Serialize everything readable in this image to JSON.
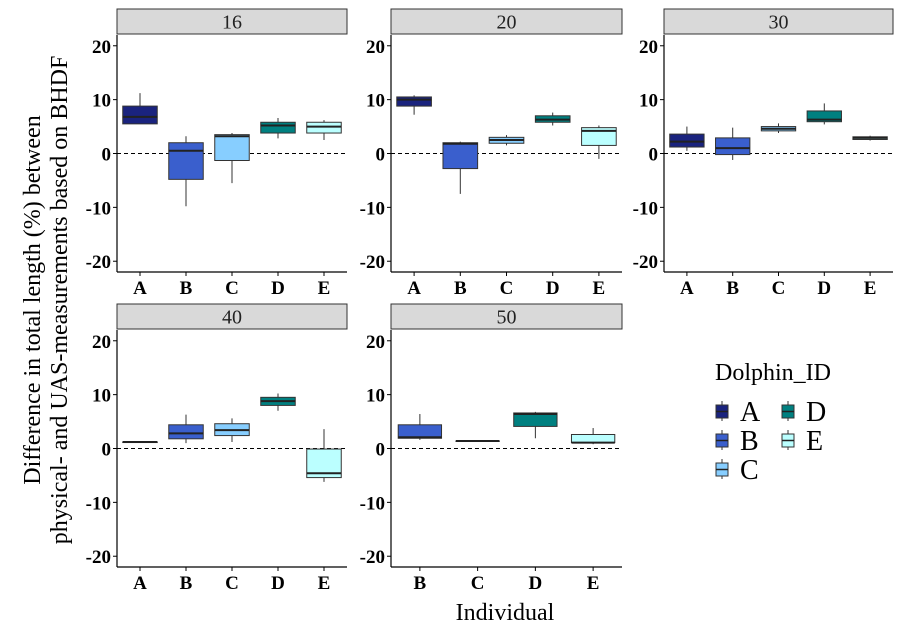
{
  "chart_data": {
    "type": "boxplot",
    "xlabel": "Individual",
    "ylabel_lines": [
      "Difference in total length (%) between",
      "physical- and UAS-measurements based on BHDF"
    ],
    "ylim": [
      -22,
      22
    ],
    "yticks": [
      -20,
      -10,
      0,
      10,
      20
    ],
    "reference_line": 0,
    "legend": {
      "title": "Dolphin_ID",
      "placement": "right",
      "entries": [
        {
          "id": "A",
          "label": "A",
          "color": "#1a237e"
        },
        {
          "id": "B",
          "label": "B",
          "color": "#3a5fcd"
        },
        {
          "id": "C",
          "label": "C",
          "color": "#87ceff"
        },
        {
          "id": "D",
          "label": "D",
          "color": "#008080"
        },
        {
          "id": "E",
          "label": "E",
          "color": "#bbffff"
        }
      ]
    },
    "panels": [
      {
        "strip": "16",
        "categories": [
          "A",
          "B",
          "C",
          "D",
          "E"
        ],
        "boxes": [
          {
            "id": "A",
            "min": 5.5,
            "q1": 5.5,
            "median": 6.8,
            "q3": 8.8,
            "max": 11.2
          },
          {
            "id": "B",
            "min": -9.8,
            "q1": -4.8,
            "median": 0.5,
            "q3": 2.0,
            "max": 3.2
          },
          {
            "id": "C",
            "min": -5.5,
            "q1": -1.3,
            "median": 3.2,
            "q3": 3.5,
            "max": 3.8
          },
          {
            "id": "D",
            "min": 2.8,
            "q1": 3.8,
            "median": 5.2,
            "q3": 5.8,
            "max": 6.6
          },
          {
            "id": "E",
            "min": 2.5,
            "q1": 3.8,
            "median": 5.0,
            "q3": 5.8,
            "max": 6.2
          }
        ]
      },
      {
        "strip": "20",
        "categories": [
          "A",
          "B",
          "C",
          "D",
          "E"
        ],
        "boxes": [
          {
            "id": "A",
            "min": 7.2,
            "q1": 8.8,
            "median": 10.0,
            "q3": 10.5,
            "max": 10.8
          },
          {
            "id": "B",
            "min": -7.5,
            "q1": -2.8,
            "median": 1.8,
            "q3": 2.0,
            "max": 2.2
          },
          {
            "id": "C",
            "min": 1.5,
            "q1": 1.9,
            "median": 2.5,
            "q3": 3.0,
            "max": 3.4
          },
          {
            "id": "D",
            "min": 5.2,
            "q1": 5.8,
            "median": 6.3,
            "q3": 7.0,
            "max": 7.6
          },
          {
            "id": "E",
            "min": -1.0,
            "q1": 1.5,
            "median": 4.2,
            "q3": 4.8,
            "max": 5.2
          }
        ]
      },
      {
        "strip": "30",
        "categories": [
          "A",
          "B",
          "C",
          "D",
          "E"
        ],
        "boxes": [
          {
            "id": "A",
            "min": 0.5,
            "q1": 1.2,
            "median": 2.2,
            "q3": 3.6,
            "max": 5.0
          },
          {
            "id": "B",
            "min": -1.2,
            "q1": -0.2,
            "median": 1.0,
            "q3": 2.9,
            "max": 4.8
          },
          {
            "id": "C",
            "min": 3.8,
            "q1": 4.2,
            "median": 4.6,
            "q3": 5.0,
            "max": 5.6
          },
          {
            "id": "D",
            "min": 5.4,
            "q1": 5.9,
            "median": 6.3,
            "q3": 7.9,
            "max": 9.3
          },
          {
            "id": "E",
            "min": 2.4,
            "q1": 2.6,
            "median": 2.9,
            "q3": 3.1,
            "max": 3.3
          }
        ]
      },
      {
        "strip": "40",
        "categories": [
          "A",
          "B",
          "C",
          "D",
          "E"
        ],
        "boxes": [
          {
            "id": "A",
            "min": 1.2,
            "q1": 1.2,
            "median": 1.2,
            "q3": 1.2,
            "max": 1.2
          },
          {
            "id": "B",
            "min": 1.0,
            "q1": 1.8,
            "median": 2.8,
            "q3": 4.4,
            "max": 6.3
          },
          {
            "id": "C",
            "min": 1.2,
            "q1": 2.4,
            "median": 3.4,
            "q3": 4.6,
            "max": 5.6
          },
          {
            "id": "D",
            "min": 7.0,
            "q1": 8.0,
            "median": 8.8,
            "q3": 9.5,
            "max": 10.2
          },
          {
            "id": "E",
            "min": -6.2,
            "q1": -5.4,
            "median": -4.6,
            "q3": -0.1,
            "max": 3.6
          }
        ]
      },
      {
        "strip": "50",
        "categories": [
          "B",
          "C",
          "D",
          "E"
        ],
        "boxes": [
          {
            "id": "B",
            "min": 1.6,
            "q1": 1.9,
            "median": 2.1,
            "q3": 4.4,
            "max": 6.4
          },
          {
            "id": "C",
            "min": 1.4,
            "q1": 1.4,
            "median": 1.4,
            "q3": 1.4,
            "max": 1.4
          },
          {
            "id": "D",
            "min": 1.9,
            "q1": 4.1,
            "median": 6.4,
            "q3": 6.6,
            "max": 6.8
          },
          {
            "id": "E",
            "min": 0.8,
            "q1": 1.1,
            "median": 1.1,
            "q3": 2.6,
            "max": 3.8
          }
        ]
      }
    ]
  }
}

* [Your task] Return all of the data exactly as written, and drop the pictures.

* [Solution for this task]
Serialize everything readable in this image to JSON.
{
  "chart_data": {
    "type": "boxplot",
    "xlabel": "Individual",
    "ylabel_lines": [
      "Difference in total length (%) between",
      "physical- and UAS-measurements based on BHDF"
    ],
    "ylim": [
      -22,
      22
    ],
    "yticks": [
      -20,
      -10,
      0,
      10,
      20
    ],
    "reference_line": 0,
    "legend": {
      "title": "Dolphin_ID",
      "placement": "right",
      "entries": [
        {
          "id": "A",
          "label": "A",
          "color": "#1a237e"
        },
        {
          "id": "B",
          "label": "B",
          "color": "#3a5fcd"
        },
        {
          "id": "C",
          "label": "C",
          "color": "#87ceff"
        },
        {
          "id": "D",
          "label": "D",
          "color": "#008080"
        },
        {
          "id": "E",
          "label": "E",
          "color": "#bbffff"
        }
      ]
    },
    "panels": [
      {
        "strip": "16",
        "categories": [
          "A",
          "B",
          "C",
          "D",
          "E"
        ],
        "boxes": [
          {
            "id": "A",
            "min": 5.5,
            "q1": 5.5,
            "median": 6.8,
            "q3": 8.8,
            "max": 11.2
          },
          {
            "id": "B",
            "min": -9.8,
            "q1": -4.8,
            "median": 0.5,
            "q3": 2.0,
            "max": 3.2
          },
          {
            "id": "C",
            "min": -5.5,
            "q1": -1.3,
            "median": 3.2,
            "q3": 3.5,
            "max": 3.8
          },
          {
            "id": "D",
            "min": 2.8,
            "q1": 3.8,
            "median": 5.2,
            "q3": 5.8,
            "max": 6.6
          },
          {
            "id": "E",
            "min": 2.5,
            "q1": 3.8,
            "median": 5.0,
            "q3": 5.8,
            "max": 6.2
          }
        ]
      },
      {
        "strip": "20",
        "categories": [
          "A",
          "B",
          "C",
          "D",
          "E"
        ],
        "boxes": [
          {
            "id": "A",
            "min": 7.2,
            "q1": 8.8,
            "median": 10.0,
            "q3": 10.5,
            "max": 10.8
          },
          {
            "id": "B",
            "min": -7.5,
            "q1": -2.8,
            "median": 1.8,
            "q3": 2.0,
            "max": 2.2
          },
          {
            "id": "C",
            "min": 1.5,
            "q1": 1.9,
            "median": 2.5,
            "q3": 3.0,
            "max": 3.4
          },
          {
            "id": "D",
            "min": 5.2,
            "q1": 5.8,
            "median": 6.3,
            "q3": 7.0,
            "max": 7.6
          },
          {
            "id": "E",
            "min": -1.0,
            "q1": 1.5,
            "median": 4.2,
            "q3": 4.8,
            "max": 5.2
          }
        ]
      },
      {
        "strip": "30",
        "categories": [
          "A",
          "B",
          "C",
          "D",
          "E"
        ],
        "boxes": [
          {
            "id": "A",
            "min": 0.5,
            "q1": 1.2,
            "median": 2.2,
            "q3": 3.6,
            "max": 5.0
          },
          {
            "id": "B",
            "min": -1.2,
            "q1": -0.2,
            "median": 1.0,
            "q3": 2.9,
            "max": 4.8
          },
          {
            "id": "C",
            "min": 3.8,
            "q1": 4.2,
            "median": 4.6,
            "q3": 5.0,
            "max": 5.6
          },
          {
            "id": "D",
            "min": 5.4,
            "q1": 5.9,
            "median": 6.3,
            "q3": 7.9,
            "max": 9.3
          },
          {
            "id": "E",
            "min": 2.4,
            "q1": 2.6,
            "median": 2.9,
            "q3": 3.1,
            "max": 3.3
          }
        ]
      },
      {
        "strip": "40",
        "categories": [
          "A",
          "B",
          "C",
          "D",
          "E"
        ],
        "boxes": [
          {
            "id": "A",
            "min": 1.2,
            "q1": 1.2,
            "median": 1.2,
            "q3": 1.2,
            "max": 1.2
          },
          {
            "id": "B",
            "min": 1.0,
            "q1": 1.8,
            "median": 2.8,
            "q3": 4.4,
            "max": 6.3
          },
          {
            "id": "C",
            "min": 1.2,
            "q1": 2.4,
            "median": 3.4,
            "q3": 4.6,
            "max": 5.6
          },
          {
            "id": "D",
            "min": 7.0,
            "q1": 8.0,
            "median": 8.8,
            "q3": 9.5,
            "max": 10.2
          },
          {
            "id": "E",
            "min": -6.2,
            "q1": -5.4,
            "median": -4.6,
            "q3": -0.1,
            "max": 3.6
          }
        ]
      },
      {
        "strip": "50",
        "categories": [
          "B",
          "C",
          "D",
          "E"
        ],
        "boxes": [
          {
            "id": "B",
            "min": 1.6,
            "q1": 1.9,
            "median": 2.1,
            "q3": 4.4,
            "max": 6.4
          },
          {
            "id": "C",
            "min": 1.4,
            "q1": 1.4,
            "median": 1.4,
            "q3": 1.4,
            "max": 1.4
          },
          {
            "id": "D",
            "min": 1.9,
            "q1": 4.1,
            "median": 6.4,
            "q3": 6.6,
            "max": 6.8
          },
          {
            "id": "E",
            "min": 0.8,
            "q1": 1.1,
            "median": 1.1,
            "q3": 2.6,
            "max": 3.8
          }
        ]
      }
    ]
  }
}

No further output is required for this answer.